■ REQUIREMENTS:
Spot each line that carries the word "candidates"; copy those lines.

○ ○ ○ ○ ○ ○ ○

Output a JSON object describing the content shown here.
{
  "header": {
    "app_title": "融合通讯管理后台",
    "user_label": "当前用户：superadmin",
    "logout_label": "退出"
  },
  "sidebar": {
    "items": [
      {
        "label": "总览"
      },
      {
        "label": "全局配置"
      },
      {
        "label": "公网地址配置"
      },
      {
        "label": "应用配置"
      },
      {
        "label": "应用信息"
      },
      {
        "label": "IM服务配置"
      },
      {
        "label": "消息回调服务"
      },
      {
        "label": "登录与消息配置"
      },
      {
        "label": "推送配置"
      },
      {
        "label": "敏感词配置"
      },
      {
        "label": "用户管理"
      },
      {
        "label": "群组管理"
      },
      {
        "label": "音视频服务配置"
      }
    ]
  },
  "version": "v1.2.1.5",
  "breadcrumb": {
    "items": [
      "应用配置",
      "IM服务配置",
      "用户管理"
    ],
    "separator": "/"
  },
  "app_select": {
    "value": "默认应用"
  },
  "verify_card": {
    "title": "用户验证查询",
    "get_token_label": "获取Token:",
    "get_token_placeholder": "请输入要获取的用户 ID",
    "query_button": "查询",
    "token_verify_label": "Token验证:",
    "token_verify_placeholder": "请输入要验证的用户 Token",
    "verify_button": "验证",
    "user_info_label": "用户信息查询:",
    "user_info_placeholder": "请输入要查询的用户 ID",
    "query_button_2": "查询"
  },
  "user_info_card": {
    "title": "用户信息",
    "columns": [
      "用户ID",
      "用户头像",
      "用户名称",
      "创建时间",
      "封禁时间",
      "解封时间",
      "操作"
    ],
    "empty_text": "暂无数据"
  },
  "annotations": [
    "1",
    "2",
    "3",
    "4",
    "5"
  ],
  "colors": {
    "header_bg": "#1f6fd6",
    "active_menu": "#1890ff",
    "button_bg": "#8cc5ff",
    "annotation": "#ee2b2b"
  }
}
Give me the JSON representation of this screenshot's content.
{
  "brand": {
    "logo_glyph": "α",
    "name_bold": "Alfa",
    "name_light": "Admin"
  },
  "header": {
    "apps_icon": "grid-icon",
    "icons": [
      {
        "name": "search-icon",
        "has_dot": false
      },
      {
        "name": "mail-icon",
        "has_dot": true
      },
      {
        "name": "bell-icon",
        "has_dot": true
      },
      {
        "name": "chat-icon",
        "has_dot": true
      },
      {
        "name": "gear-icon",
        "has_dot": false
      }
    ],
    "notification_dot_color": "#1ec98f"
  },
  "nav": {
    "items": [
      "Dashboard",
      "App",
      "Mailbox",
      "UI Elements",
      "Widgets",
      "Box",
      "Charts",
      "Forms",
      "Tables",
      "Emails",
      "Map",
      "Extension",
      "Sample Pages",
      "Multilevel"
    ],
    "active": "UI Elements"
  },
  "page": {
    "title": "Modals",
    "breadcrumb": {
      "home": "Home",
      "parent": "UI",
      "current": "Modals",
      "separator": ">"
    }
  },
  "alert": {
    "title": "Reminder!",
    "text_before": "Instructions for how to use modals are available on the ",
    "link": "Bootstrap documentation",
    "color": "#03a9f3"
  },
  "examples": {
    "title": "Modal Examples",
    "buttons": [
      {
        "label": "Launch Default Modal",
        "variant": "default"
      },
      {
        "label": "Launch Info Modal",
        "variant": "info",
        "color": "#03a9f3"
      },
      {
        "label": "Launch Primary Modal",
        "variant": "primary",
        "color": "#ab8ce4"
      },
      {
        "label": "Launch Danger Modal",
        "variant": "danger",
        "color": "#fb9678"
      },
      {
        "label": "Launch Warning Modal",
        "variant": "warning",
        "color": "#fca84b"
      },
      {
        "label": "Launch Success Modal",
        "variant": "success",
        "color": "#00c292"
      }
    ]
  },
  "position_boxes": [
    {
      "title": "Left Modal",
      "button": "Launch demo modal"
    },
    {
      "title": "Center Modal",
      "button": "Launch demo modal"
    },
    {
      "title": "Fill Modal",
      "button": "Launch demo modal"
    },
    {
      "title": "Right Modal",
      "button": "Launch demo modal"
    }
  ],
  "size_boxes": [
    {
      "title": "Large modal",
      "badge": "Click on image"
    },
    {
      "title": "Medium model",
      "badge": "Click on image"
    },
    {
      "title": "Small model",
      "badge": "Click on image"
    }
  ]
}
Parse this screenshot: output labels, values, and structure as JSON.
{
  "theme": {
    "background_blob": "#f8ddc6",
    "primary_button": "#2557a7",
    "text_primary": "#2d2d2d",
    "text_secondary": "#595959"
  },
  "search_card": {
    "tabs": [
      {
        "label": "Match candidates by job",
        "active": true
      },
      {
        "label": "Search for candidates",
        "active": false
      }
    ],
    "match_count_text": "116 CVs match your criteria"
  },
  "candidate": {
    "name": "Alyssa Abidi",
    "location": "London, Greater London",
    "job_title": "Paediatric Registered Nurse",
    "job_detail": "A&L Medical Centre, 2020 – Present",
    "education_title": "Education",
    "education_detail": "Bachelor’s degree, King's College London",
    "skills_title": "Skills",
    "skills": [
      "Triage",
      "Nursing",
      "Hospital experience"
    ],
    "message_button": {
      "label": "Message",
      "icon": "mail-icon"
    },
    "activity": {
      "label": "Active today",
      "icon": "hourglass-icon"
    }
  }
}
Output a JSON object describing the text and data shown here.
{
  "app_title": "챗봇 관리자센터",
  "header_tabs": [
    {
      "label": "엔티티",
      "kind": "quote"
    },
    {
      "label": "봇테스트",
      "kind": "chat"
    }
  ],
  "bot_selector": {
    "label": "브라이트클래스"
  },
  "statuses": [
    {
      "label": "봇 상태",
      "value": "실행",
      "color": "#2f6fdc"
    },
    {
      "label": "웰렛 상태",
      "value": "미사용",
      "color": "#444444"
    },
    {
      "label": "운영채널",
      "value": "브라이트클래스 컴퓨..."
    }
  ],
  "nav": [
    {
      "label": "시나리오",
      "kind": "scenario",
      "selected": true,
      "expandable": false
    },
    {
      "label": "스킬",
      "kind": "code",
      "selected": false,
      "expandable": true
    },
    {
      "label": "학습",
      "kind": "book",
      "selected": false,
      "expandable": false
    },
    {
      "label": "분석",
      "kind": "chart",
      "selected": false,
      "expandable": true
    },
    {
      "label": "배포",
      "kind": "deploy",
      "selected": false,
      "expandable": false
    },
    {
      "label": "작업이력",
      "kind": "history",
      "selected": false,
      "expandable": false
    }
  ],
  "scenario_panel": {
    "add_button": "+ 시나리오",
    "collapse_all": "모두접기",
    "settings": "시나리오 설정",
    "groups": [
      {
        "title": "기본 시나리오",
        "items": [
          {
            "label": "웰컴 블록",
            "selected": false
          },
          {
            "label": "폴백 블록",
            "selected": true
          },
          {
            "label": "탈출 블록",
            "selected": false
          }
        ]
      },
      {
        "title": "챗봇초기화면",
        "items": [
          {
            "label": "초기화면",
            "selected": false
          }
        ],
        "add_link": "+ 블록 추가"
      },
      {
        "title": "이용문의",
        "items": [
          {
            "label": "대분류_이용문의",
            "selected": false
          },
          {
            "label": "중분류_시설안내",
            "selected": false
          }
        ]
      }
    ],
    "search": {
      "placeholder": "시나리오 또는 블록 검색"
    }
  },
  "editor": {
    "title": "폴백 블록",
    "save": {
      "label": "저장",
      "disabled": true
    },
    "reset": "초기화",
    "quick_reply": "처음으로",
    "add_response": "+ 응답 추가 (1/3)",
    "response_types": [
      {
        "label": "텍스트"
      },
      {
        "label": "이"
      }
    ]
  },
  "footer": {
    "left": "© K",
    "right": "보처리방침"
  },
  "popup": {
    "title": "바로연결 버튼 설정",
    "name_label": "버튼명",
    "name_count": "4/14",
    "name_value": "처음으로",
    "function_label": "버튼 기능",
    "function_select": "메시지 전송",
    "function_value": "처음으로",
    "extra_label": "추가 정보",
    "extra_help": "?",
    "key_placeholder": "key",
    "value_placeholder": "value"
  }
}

○ ○ ○ ○ ○ ○ ○

■ ANSWER TO THE EXERCISE:
        "label": "Match candidates by job",
        "label": "Search for candidates",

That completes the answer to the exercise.